● What you will do: Go through the data below line by line and report how many lines contain "xlabel", giving only that figure.

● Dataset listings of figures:

----

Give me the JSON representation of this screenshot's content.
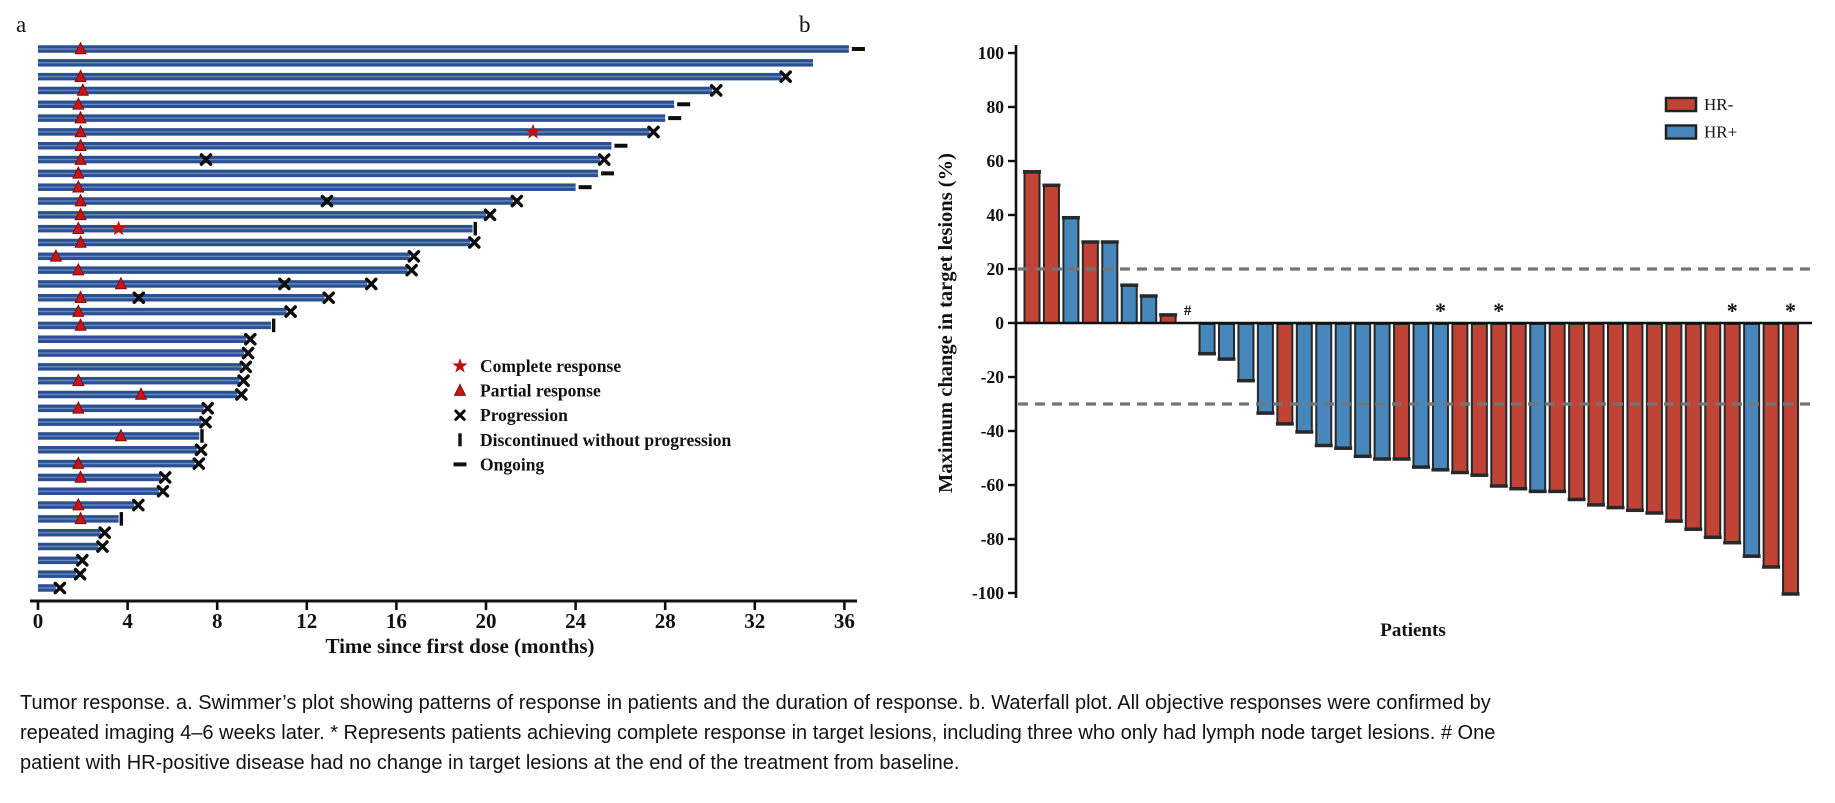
{
  "panel_a": {
    "label": "a"
  },
  "panel_b": {
    "label": "b"
  },
  "caption": "Tumor response. a. Swimmer’s plot showing patterns of response in patients and the duration of response. b. Waterfall plot. All objective responses were confirmed by repeated imaging 4–6 weeks later. * Represents patients achieving complete response in target lesions, including three who only had lymph node target lesions. # One patient with HR-positive disease had no change in target lesions at the end of the treatment from baseline.",
  "chart_data": [
    {
      "type": "swimmer_bar",
      "title": "",
      "xlabel": "Time since first dose (months)",
      "x_ticks": [
        0,
        4,
        8,
        12,
        16,
        20,
        24,
        28,
        32,
        36
      ],
      "xlim": [
        0,
        38
      ],
      "bar_color": "#2a4f92",
      "legend": [
        {
          "symbol": "star",
          "color": "#bf0f0f",
          "label": "Complete response"
        },
        {
          "symbol": "triangle",
          "color": "#cb1515",
          "label": "Partial response"
        },
        {
          "symbol": "x",
          "color": "#111111",
          "label": "Progression"
        },
        {
          "symbol": "bar",
          "color": "#111111",
          "label": "Discontinued without progression"
        },
        {
          "symbol": "dash",
          "color": "#111111",
          "label": "Ongoing"
        }
      ],
      "patients": [
        {
          "duration": 36.2,
          "end": "ongoing",
          "pr": 1.9,
          "cr": null,
          "x_marks": []
        },
        {
          "duration": 34.6,
          "end": "none",
          "pr": null,
          "cr": null,
          "x_marks": []
        },
        {
          "duration": 33.2,
          "end": "progression",
          "pr": 1.9,
          "cr": null,
          "x_marks": []
        },
        {
          "duration": 30.1,
          "end": "progression",
          "pr": 2.0,
          "cr": null,
          "x_marks": []
        },
        {
          "duration": 28.4,
          "end": "ongoing",
          "pr": 1.8,
          "cr": null,
          "x_marks": []
        },
        {
          "duration": 28.0,
          "end": "ongoing",
          "pr": 1.9,
          "cr": null,
          "x_marks": []
        },
        {
          "duration": 27.3,
          "end": "progression",
          "pr": 1.9,
          "cr": 22.1,
          "x_marks": []
        },
        {
          "duration": 25.6,
          "end": "ongoing",
          "pr": 1.9,
          "cr": null,
          "x_marks": []
        },
        {
          "duration": 25.1,
          "end": "progression",
          "pr": 1.9,
          "cr": null,
          "x_marks": [
            7.5
          ]
        },
        {
          "duration": 25.0,
          "end": "ongoing",
          "pr": 1.8,
          "cr": null,
          "x_marks": []
        },
        {
          "duration": 24.0,
          "end": "ongoing",
          "pr": 1.8,
          "cr": null,
          "x_marks": []
        },
        {
          "duration": 21.2,
          "end": "progression",
          "pr": 1.9,
          "cr": null,
          "x_marks": [
            12.9
          ]
        },
        {
          "duration": 20.0,
          "end": "progression",
          "pr": 1.9,
          "cr": null,
          "x_marks": []
        },
        {
          "duration": 19.4,
          "end": "discontinued",
          "pr": 1.8,
          "cr": 3.6,
          "x_marks": []
        },
        {
          "duration": 19.3,
          "end": "progression",
          "pr": 1.9,
          "cr": null,
          "x_marks": []
        },
        {
          "duration": 16.6,
          "end": "progression",
          "pr": 0.8,
          "cr": null,
          "x_marks": []
        },
        {
          "duration": 16.5,
          "end": "progression",
          "pr": 1.8,
          "cr": null,
          "x_marks": []
        },
        {
          "duration": 14.7,
          "end": "progression",
          "pr": 3.7,
          "cr": null,
          "x_marks": [
            11.0
          ]
        },
        {
          "duration": 12.8,
          "end": "progression",
          "pr": 1.9,
          "cr": null,
          "x_marks": [
            4.5
          ]
        },
        {
          "duration": 11.1,
          "end": "progression",
          "pr": 1.8,
          "cr": null,
          "x_marks": []
        },
        {
          "duration": 10.4,
          "end": "discontinued",
          "pr": 1.9,
          "cr": null,
          "x_marks": []
        },
        {
          "duration": 9.3,
          "end": "progression",
          "pr": null,
          "cr": null,
          "x_marks": []
        },
        {
          "duration": 9.2,
          "end": "progression",
          "pr": null,
          "cr": null,
          "x_marks": []
        },
        {
          "duration": 9.1,
          "end": "progression",
          "pr": null,
          "cr": null,
          "x_marks": []
        },
        {
          "duration": 9.0,
          "end": "progression",
          "pr": 1.8,
          "cr": null,
          "x_marks": []
        },
        {
          "duration": 8.9,
          "end": "progression",
          "pr": 4.6,
          "cr": null,
          "x_marks": []
        },
        {
          "duration": 7.4,
          "end": "progression",
          "pr": 1.8,
          "cr": null,
          "x_marks": []
        },
        {
          "duration": 7.3,
          "end": "progression",
          "pr": null,
          "cr": null,
          "x_marks": []
        },
        {
          "duration": 7.2,
          "end": "discontinued",
          "pr": 3.7,
          "cr": null,
          "x_marks": []
        },
        {
          "duration": 7.1,
          "end": "progression",
          "pr": null,
          "cr": null,
          "x_marks": []
        },
        {
          "duration": 7.0,
          "end": "progression",
          "pr": 1.8,
          "cr": null,
          "x_marks": []
        },
        {
          "duration": 5.5,
          "end": "progression",
          "pr": 1.9,
          "cr": null,
          "x_marks": []
        },
        {
          "duration": 5.4,
          "end": "progression",
          "pr": null,
          "cr": null,
          "x_marks": []
        },
        {
          "duration": 4.3,
          "end": "progression",
          "pr": 1.8,
          "cr": null,
          "x_marks": []
        },
        {
          "duration": 3.6,
          "end": "discontinued",
          "pr": 1.9,
          "cr": null,
          "x_marks": []
        },
        {
          "duration": 2.8,
          "end": "progression",
          "pr": null,
          "cr": null,
          "x_marks": []
        },
        {
          "duration": 2.7,
          "end": "progression",
          "pr": null,
          "cr": null,
          "x_marks": []
        },
        {
          "duration": 1.8,
          "end": "progression",
          "pr": null,
          "cr": null,
          "x_marks": []
        },
        {
          "duration": 1.7,
          "end": "progression",
          "pr": null,
          "cr": null,
          "x_marks": []
        },
        {
          "duration": 0.8,
          "end": "progression",
          "pr": null,
          "cr": null,
          "x_marks": []
        }
      ]
    },
    {
      "type": "bar",
      "title": "",
      "xlabel": "Patients",
      "ylabel": "Maximum change in target lesions (%)",
      "y_ticks": [
        100,
        80,
        60,
        40,
        20,
        0,
        -20,
        -40,
        -60,
        -80,
        -100
      ],
      "ylim": [
        -100,
        100
      ],
      "reference_lines": [
        20,
        -30
      ],
      "grid": false,
      "legend_position": "top-right",
      "groups": {
        "HR-": "#c14335",
        "HR+": "#4787bb"
      },
      "legend": [
        {
          "label": "HR-",
          "color": "#c14335"
        },
        {
          "label": "HR+",
          "color": "#4787bb"
        }
      ],
      "zero_symbol": "#",
      "complete_response_symbol": "*",
      "patients": [
        {
          "value": 56,
          "group": "HR-"
        },
        {
          "value": 51,
          "group": "HR-"
        },
        {
          "value": 39,
          "group": "HR+"
        },
        {
          "value": 30,
          "group": "HR-"
        },
        {
          "value": 30,
          "group": "HR+"
        },
        {
          "value": 14,
          "group": "HR+"
        },
        {
          "value": 10,
          "group": "HR+"
        },
        {
          "value": 3,
          "group": "HR-"
        },
        {
          "value": 0,
          "group": "HR+",
          "hash": true
        },
        {
          "value": -11,
          "group": "HR+"
        },
        {
          "value": -13,
          "group": "HR+"
        },
        {
          "value": -21,
          "group": "HR+"
        },
        {
          "value": -33,
          "group": "HR+"
        },
        {
          "value": -37,
          "group": "HR-"
        },
        {
          "value": -40,
          "group": "HR+"
        },
        {
          "value": -45,
          "group": "HR+"
        },
        {
          "value": -46,
          "group": "HR+"
        },
        {
          "value": -49,
          "group": "HR+"
        },
        {
          "value": -50,
          "group": "HR+"
        },
        {
          "value": -50,
          "group": "HR-"
        },
        {
          "value": -53,
          "group": "HR+"
        },
        {
          "value": -54,
          "group": "HR+",
          "star": true
        },
        {
          "value": -55,
          "group": "HR-"
        },
        {
          "value": -56,
          "group": "HR-"
        },
        {
          "value": -60,
          "group": "HR-",
          "star": true
        },
        {
          "value": -61,
          "group": "HR-"
        },
        {
          "value": -62,
          "group": "HR+"
        },
        {
          "value": -62,
          "group": "HR-"
        },
        {
          "value": -65,
          "group": "HR-"
        },
        {
          "value": -67,
          "group": "HR-"
        },
        {
          "value": -68,
          "group": "HR-"
        },
        {
          "value": -69,
          "group": "HR-"
        },
        {
          "value": -70,
          "group": "HR-"
        },
        {
          "value": -73,
          "group": "HR-"
        },
        {
          "value": -76,
          "group": "HR-"
        },
        {
          "value": -79,
          "group": "HR-"
        },
        {
          "value": -81,
          "group": "HR-",
          "star": true
        },
        {
          "value": -86,
          "group": "HR+"
        },
        {
          "value": -90,
          "group": "HR-"
        },
        {
          "value": -100,
          "group": "HR-",
          "star": true
        }
      ]
    }
  ]
}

----

● Reply: 2